Beginning at the line that contains "Parse this screenshot: output", transcribe the remaining lines of the listing exactly; include the final line and omit everything before.

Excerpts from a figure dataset

::::

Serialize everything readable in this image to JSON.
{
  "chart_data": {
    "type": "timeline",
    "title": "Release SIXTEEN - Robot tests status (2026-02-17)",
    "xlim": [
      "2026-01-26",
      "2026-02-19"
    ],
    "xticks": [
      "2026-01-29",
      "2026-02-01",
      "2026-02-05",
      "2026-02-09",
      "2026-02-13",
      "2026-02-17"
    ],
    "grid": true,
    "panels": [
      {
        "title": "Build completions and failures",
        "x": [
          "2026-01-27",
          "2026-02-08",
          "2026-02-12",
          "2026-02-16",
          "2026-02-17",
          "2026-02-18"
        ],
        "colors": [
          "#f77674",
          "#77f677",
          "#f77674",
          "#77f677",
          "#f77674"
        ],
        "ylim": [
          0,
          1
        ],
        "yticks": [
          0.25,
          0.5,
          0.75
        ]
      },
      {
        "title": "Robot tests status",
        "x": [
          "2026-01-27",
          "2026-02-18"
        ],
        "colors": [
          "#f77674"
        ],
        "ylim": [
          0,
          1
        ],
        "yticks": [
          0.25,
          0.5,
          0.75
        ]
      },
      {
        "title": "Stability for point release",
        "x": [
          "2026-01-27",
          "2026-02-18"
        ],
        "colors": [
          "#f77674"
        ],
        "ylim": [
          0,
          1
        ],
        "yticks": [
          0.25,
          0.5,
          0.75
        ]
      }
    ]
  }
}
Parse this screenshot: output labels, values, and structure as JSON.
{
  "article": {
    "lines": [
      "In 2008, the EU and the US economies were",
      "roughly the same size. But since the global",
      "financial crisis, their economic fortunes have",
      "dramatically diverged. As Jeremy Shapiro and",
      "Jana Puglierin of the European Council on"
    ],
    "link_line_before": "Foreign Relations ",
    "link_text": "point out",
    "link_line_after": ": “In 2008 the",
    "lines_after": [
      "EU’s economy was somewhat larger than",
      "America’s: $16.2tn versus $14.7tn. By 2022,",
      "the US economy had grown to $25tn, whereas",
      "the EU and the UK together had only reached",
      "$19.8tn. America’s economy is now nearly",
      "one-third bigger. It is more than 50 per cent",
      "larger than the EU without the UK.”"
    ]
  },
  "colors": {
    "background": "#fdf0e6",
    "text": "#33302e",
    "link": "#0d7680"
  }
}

::::

-- Answer to this problem --
Parse this screenshot: output labels, values, and structure as JSON.
{
  "article": {
    "lines": [
      "In 2008, the EU and the US economies were",
      "roughly the same size. But since the global",
      "financial crisis, their economic fortunes have",
      "dramatically diverged. As Jeremy Shapiro and",
      "Jana Puglierin of the European Council on"
    ],
    "link_line_before": "Foreign Relations ",
    "link_text": "point out",
    "link_line_after": ": “In 2008 the",
    "lines_after": [
      "EU’s economy was somewhat larger than",
      "America’s: $16.2tn versus $14.7tn. By 2022,",
      "the US economy had grown to $25tn, whereas",
      "the EU and the UK together had only reached",
      "$19.8tn. America’s economy is now nearly",
      "one-third bigger. It is more than 50 per cent",
      "larger than the EU without the UK.”"
    ]
  },
  "colors": {
    "background": "#fdf0e6",
    "text": "#33302e",
    "link": "#0d7680"
  }
}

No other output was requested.